= Stated task =
The records that follow need to be output exactly as they are.

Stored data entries
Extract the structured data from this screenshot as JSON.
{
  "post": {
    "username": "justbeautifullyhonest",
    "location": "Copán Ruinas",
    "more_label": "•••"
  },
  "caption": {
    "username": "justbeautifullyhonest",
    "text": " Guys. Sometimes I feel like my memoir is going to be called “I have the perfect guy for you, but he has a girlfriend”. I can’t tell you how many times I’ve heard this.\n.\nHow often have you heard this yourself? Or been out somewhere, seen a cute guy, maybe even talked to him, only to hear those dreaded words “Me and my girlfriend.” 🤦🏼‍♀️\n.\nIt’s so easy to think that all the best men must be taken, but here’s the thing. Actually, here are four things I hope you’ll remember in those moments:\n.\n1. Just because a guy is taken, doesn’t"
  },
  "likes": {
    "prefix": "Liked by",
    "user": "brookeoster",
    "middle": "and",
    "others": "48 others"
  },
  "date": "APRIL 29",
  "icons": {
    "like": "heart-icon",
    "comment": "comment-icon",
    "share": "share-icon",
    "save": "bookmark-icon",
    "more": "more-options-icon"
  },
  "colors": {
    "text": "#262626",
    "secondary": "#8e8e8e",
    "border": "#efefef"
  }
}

= Worked answer =
Extract the structured data from this screenshot as JSON.
{
  "post": {
    "username": "justbeautifullyhonest",
    "location": "Copán Ruinas",
    "more_label": "•••"
  },
  "caption": {
    "username": "justbeautifullyhonest",
    "text": " Guys. Sometimes I feel like my memoir is going to be called “I have the perfect guy for you, but he has a girlfriend”. I can’t tell you how many times I’ve heard this.\n.\nHow often have you heard this yourself? Or been out somewhere, seen a cute guy, maybe even talked to him, only to hear those dreaded words “Me and my girlfriend.” 🤦🏼‍♀️\n.\nIt’s so easy to think that all the best men must be taken, but here’s the thing. Actually, here are four things I hope you’ll remember in those moments:\n.\n1. Just because a guy is taken, doesn’t"
  },
  "likes": {
    "prefix": "Liked by",
    "user": "brookeoster",
    "middle": "and",
    "others": "48 others"
  },
  "date": "APRIL 29",
  "icons": {
    "like": "heart-icon",
    "comment": "comment-icon",
    "share": "share-icon",
    "save": "bookmark-icon",
    "more": "more-options-icon"
  },
  "colors": {
    "text": "#262626",
    "secondary": "#8e8e8e",
    "border": "#efefef"
  }
}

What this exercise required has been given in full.